(Part of a data file)
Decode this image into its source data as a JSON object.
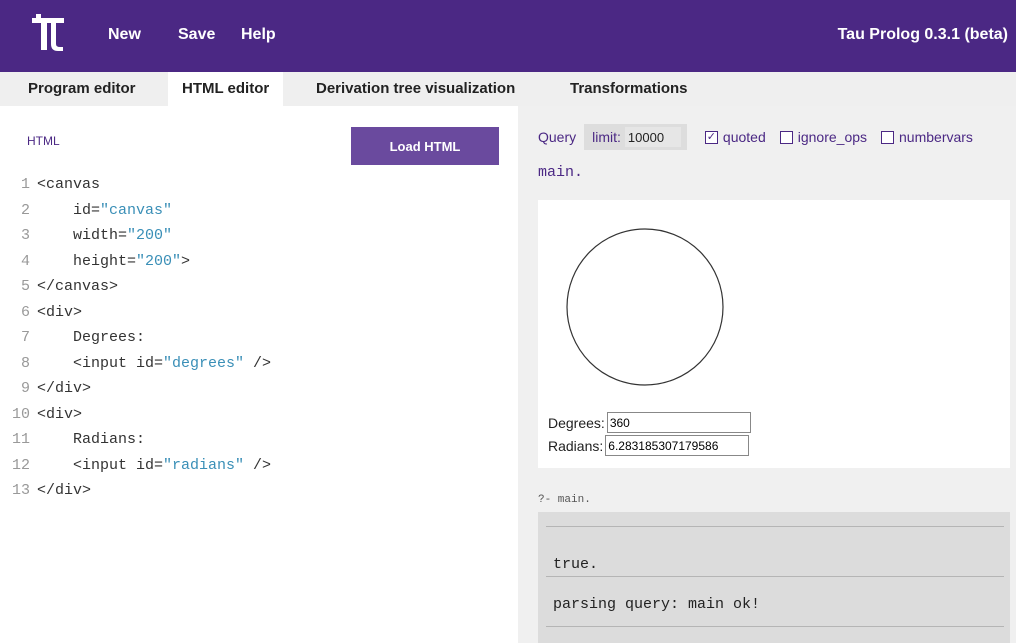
{
  "header": {
    "logo": "tau-logo-icon",
    "menu": {
      "new": "New",
      "save": "Save",
      "help": "Help"
    },
    "version": "Tau Prolog 0.3.1 (beta)",
    "color": "#4b2884"
  },
  "tabs": {
    "program": "Program editor",
    "html": "HTML editor",
    "tree": "Derivation tree visualization",
    "transform": "Transformations",
    "active": "HTML editor"
  },
  "editor": {
    "label": "HTML",
    "load_button": "Load HTML",
    "lines": [
      {
        "n": "1",
        "pre": "<canvas",
        "str": "",
        "post": ""
      },
      {
        "n": "2",
        "pre": "    id=",
        "str": "\"canvas\"",
        "post": ""
      },
      {
        "n": "3",
        "pre": "    width=",
        "str": "\"200\"",
        "post": ""
      },
      {
        "n": "4",
        "pre": "    height=",
        "str": "\"200\"",
        "post": ">"
      },
      {
        "n": "5",
        "pre": "</canvas>",
        "str": "",
        "post": ""
      },
      {
        "n": "6",
        "pre": "<div>",
        "str": "",
        "post": ""
      },
      {
        "n": "7",
        "pre": "    Degrees:",
        "str": "",
        "post": ""
      },
      {
        "n": "8",
        "pre": "    <input id=",
        "str": "\"degrees\"",
        "post": " />"
      },
      {
        "n": "9",
        "pre": "</div>",
        "str": "",
        "post": ""
      },
      {
        "n": "10",
        "pre": "<div>",
        "str": "",
        "post": ""
      },
      {
        "n": "11",
        "pre": "    Radians:",
        "str": "",
        "post": ""
      },
      {
        "n": "12",
        "pre": "    <input id=",
        "str": "\"radians\"",
        "post": " />"
      },
      {
        "n": "13",
        "pre": "</div>",
        "str": "",
        "post": ""
      }
    ]
  },
  "query": {
    "label": "Query",
    "limit_label": "limit:",
    "limit_value": "10000",
    "options": {
      "quoted": {
        "label": "quoted",
        "checked": true
      },
      "ignore_ops": {
        "label": "ignore_ops",
        "checked": false
      },
      "numbervars": {
        "label": "numbervars",
        "checked": false
      }
    },
    "text": "main."
  },
  "output": {
    "degrees_label": "Degrees:",
    "degrees_value": "360",
    "radians_label": "Radians:",
    "radians_value": "6.283185307179586"
  },
  "history": {
    "query": "?- main.",
    "answers": [
      "true.",
      "parsing query: main ok!"
    ]
  }
}
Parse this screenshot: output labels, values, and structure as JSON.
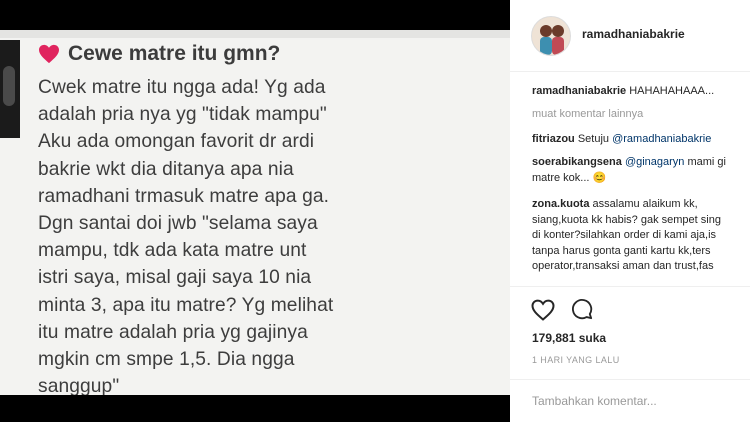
{
  "post": {
    "question_title": "Cewe matre itu gmn?",
    "answer_lines": [
      "Cwek matre itu ngga ada! Yg ada",
      "adalah pria nya yg \"tidak mampu\"",
      "Aku ada omongan favorit dr ardi",
      "bakrie wkt dia ditanya apa nia",
      "ramadhani trmasuk matre apa ga.",
      "Dgn santai doi jwb \"selama saya",
      "mampu, tdk ada kata matre unt",
      "istri saya, misal gaji saya 10 nia",
      "minta 3, apa itu matre? Yg melihat",
      "itu matre adalah pria yg gajinya",
      "mgkin cm smpe 1,5. Dia ngga",
      "sanggup\""
    ],
    "colors": {
      "heart": "#e0245e",
      "text": "#3d3d3d"
    }
  },
  "header": {
    "username": "ramadhaniabakrie"
  },
  "comments": {
    "caption": {
      "user": "ramadhaniabakrie",
      "text": "HAHAHAHAAA..."
    },
    "load_more": "muat komentar lainnya",
    "items": [
      {
        "user": "fitriazou",
        "text": "Setuju ",
        "mention": "@ramadhaniabakrie"
      },
      {
        "user": "soerabikangsena",
        "mention": "@ginagaryn",
        "text": " mami gi",
        "line2": "matre kok... 😊"
      },
      {
        "user": "zona.kuota",
        "lines": [
          "assalamu alaikum kk,",
          "siang,kuota kk habis? gak sempet sing",
          "di konter?silahkan order di kami aja,is",
          "tanpa harus gonta ganti kartu kk,ters",
          "operator,transaksi aman dan trust,fas"
        ]
      }
    ]
  },
  "actions": {
    "like_icon": "heart-outline-icon",
    "comment_icon": "speech-bubble-icon",
    "likes": "179,881 suka",
    "time": "1 HARI YANG LALU",
    "add_comment_placeholder": "Tambahkan komentar..."
  }
}
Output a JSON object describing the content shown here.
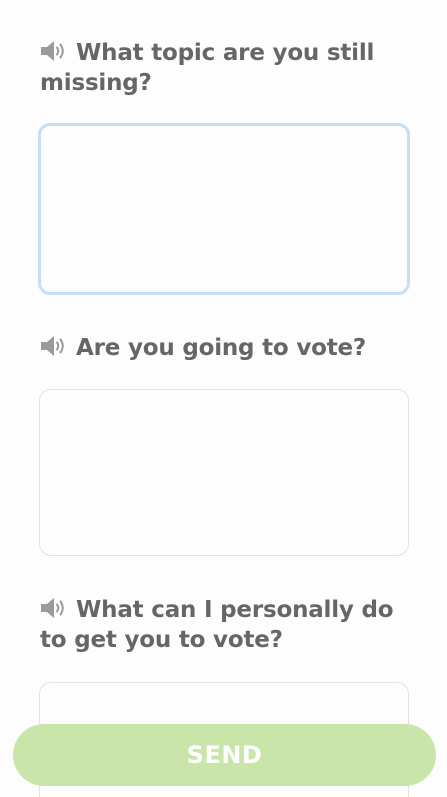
{
  "questions": [
    {
      "speaker_icon": "speaker-icon",
      "text": "What topic are you still missing?",
      "answer_value": ""
    },
    {
      "speaker_icon": "speaker-icon",
      "text": "Are you going to vote?",
      "answer_value": ""
    },
    {
      "speaker_icon": "speaker-icon",
      "text": "What can I personally do to get you to vote?",
      "answer_value": ""
    }
  ],
  "send_button": {
    "label": "SEND"
  },
  "colors": {
    "question_text": "#666666",
    "speaker_icon": "#9a9a9a",
    "field_border": "#e2e2e2",
    "focused_border": "#c7ddf3",
    "send_background": "#c9e5a9",
    "send_text": "#ffffff"
  }
}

__Given exercise__:
Set down the material above as is, without any pictures.

__Result for this task__:
Decode this image into its source data as a JSON object.
{
  "header": {
    "logo": "tau-logo-icon",
    "menu": {
      "new": "New",
      "save": "Save",
      "help": "Help"
    },
    "version": "Tau Prolog 0.3.1 (beta)",
    "color": "#4b2884"
  },
  "tabs": {
    "program": "Program editor",
    "html": "HTML editor",
    "tree": "Derivation tree visualization",
    "transform": "Transformations",
    "active": "HTML editor"
  },
  "editor": {
    "label": "HTML",
    "load_button": "Load HTML",
    "lines": [
      {
        "n": "1",
        "pre": "<canvas",
        "str": "",
        "post": ""
      },
      {
        "n": "2",
        "pre": "    id=",
        "str": "\"canvas\"",
        "post": ""
      },
      {
        "n": "3",
        "pre": "    width=",
        "str": "\"200\"",
        "post": ""
      },
      {
        "n": "4",
        "pre": "    height=",
        "str": "\"200\"",
        "post": ">"
      },
      {
        "n": "5",
        "pre": "</canvas>",
        "str": "",
        "post": ""
      },
      {
        "n": "6",
        "pre": "<div>",
        "str": "",
        "post": ""
      },
      {
        "n": "7",
        "pre": "    Degrees:",
        "str": "",
        "post": ""
      },
      {
        "n": "8",
        "pre": "    <input id=",
        "str": "\"degrees\"",
        "post": " />"
      },
      {
        "n": "9",
        "pre": "</div>",
        "str": "",
        "post": ""
      },
      {
        "n": "10",
        "pre": "<div>",
        "str": "",
        "post": ""
      },
      {
        "n": "11",
        "pre": "    Radians:",
        "str": "",
        "post": ""
      },
      {
        "n": "12",
        "pre": "    <input id=",
        "str": "\"radians\"",
        "post": " />"
      },
      {
        "n": "13",
        "pre": "</div>",
        "str": "",
        "post": ""
      }
    ]
  },
  "query": {
    "label": "Query",
    "limit_label": "limit:",
    "limit_value": "10000",
    "options": {
      "quoted": {
        "label": "quoted",
        "checked": true
      },
      "ignore_ops": {
        "label": "ignore_ops",
        "checked": false
      },
      "numbervars": {
        "label": "numbervars",
        "checked": false
      }
    },
    "text": "main."
  },
  "output": {
    "degrees_label": "Degrees:",
    "degrees_value": "360",
    "radians_label": "Radians:",
    "radians_value": "6.283185307179586"
  },
  "history": {
    "query": "?- main.",
    "answers": [
      "true.",
      "parsing query: main ok!"
    ]
  }
}
Parse this screenshot: output labels, values, and structure as JSON.
{
  "post": {
    "question_title": "Cewe matre itu gmn?",
    "answer_lines": [
      "Cwek matre itu ngga ada! Yg ada",
      "adalah pria nya yg \"tidak mampu\"",
      "Aku ada omongan favorit dr ardi",
      "bakrie wkt dia ditanya apa nia",
      "ramadhani trmasuk matre apa ga.",
      "Dgn santai doi jwb \"selama saya",
      "mampu, tdk ada kata matre unt",
      "istri saya, misal gaji saya 10 nia",
      "minta 3, apa itu matre? Yg melihat",
      "itu matre adalah pria yg gajinya",
      "mgkin cm smpe 1,5. Dia ngga",
      "sanggup\""
    ],
    "colors": {
      "heart": "#e0245e",
      "text": "#3d3d3d"
    }
  },
  "header": {
    "username": "ramadhaniabakrie"
  },
  "comments": {
    "caption": {
      "user": "ramadhaniabakrie",
      "text": "HAHAHAHAAA..."
    },
    "load_more": "muat komentar lainnya",
    "items": [
      {
        "user": "fitriazou",
        "text": "Setuju ",
        "mention": "@ramadhaniabakrie"
      },
      {
        "user": "soerabikangsena",
        "mention": "@ginagaryn",
        "text": " mami gi",
        "line2": "matre kok... 😊"
      },
      {
        "user": "zona.kuota",
        "lines": [
          "assalamu alaikum kk,",
          "siang,kuota kk habis? gak sempet sing",
          "di konter?silahkan order di kami aja,is",
          "tanpa harus gonta ganti kartu kk,ters",
          "operator,transaksi aman dan trust,fas"
        ]
      }
    ]
  },
  "actions": {
    "like_icon": "heart-outline-icon",
    "comment_icon": "speech-bubble-icon",
    "likes": "179,881 suka",
    "time": "1 HARI YANG LALU",
    "add_comment_placeholder": "Tambahkan komentar..."
  }
}
Output a JSON object describing the content shown here.
{
  "questions": [
    {
      "speaker_icon": "speaker-icon",
      "text": "What topic are you still missing?",
      "answer_value": ""
    },
    {
      "speaker_icon": "speaker-icon",
      "text": "Are you going to vote?",
      "answer_value": ""
    },
    {
      "speaker_icon": "speaker-icon",
      "text": "What can I personally do to get you to vote?",
      "answer_value": ""
    }
  ],
  "send_button": {
    "label": "SEND"
  },
  "colors": {
    "question_text": "#666666",
    "speaker_icon": "#9a9a9a",
    "field_border": "#e2e2e2",
    "focused_border": "#c7ddf3",
    "send_background": "#c9e5a9",
    "send_text": "#ffffff"
  }
}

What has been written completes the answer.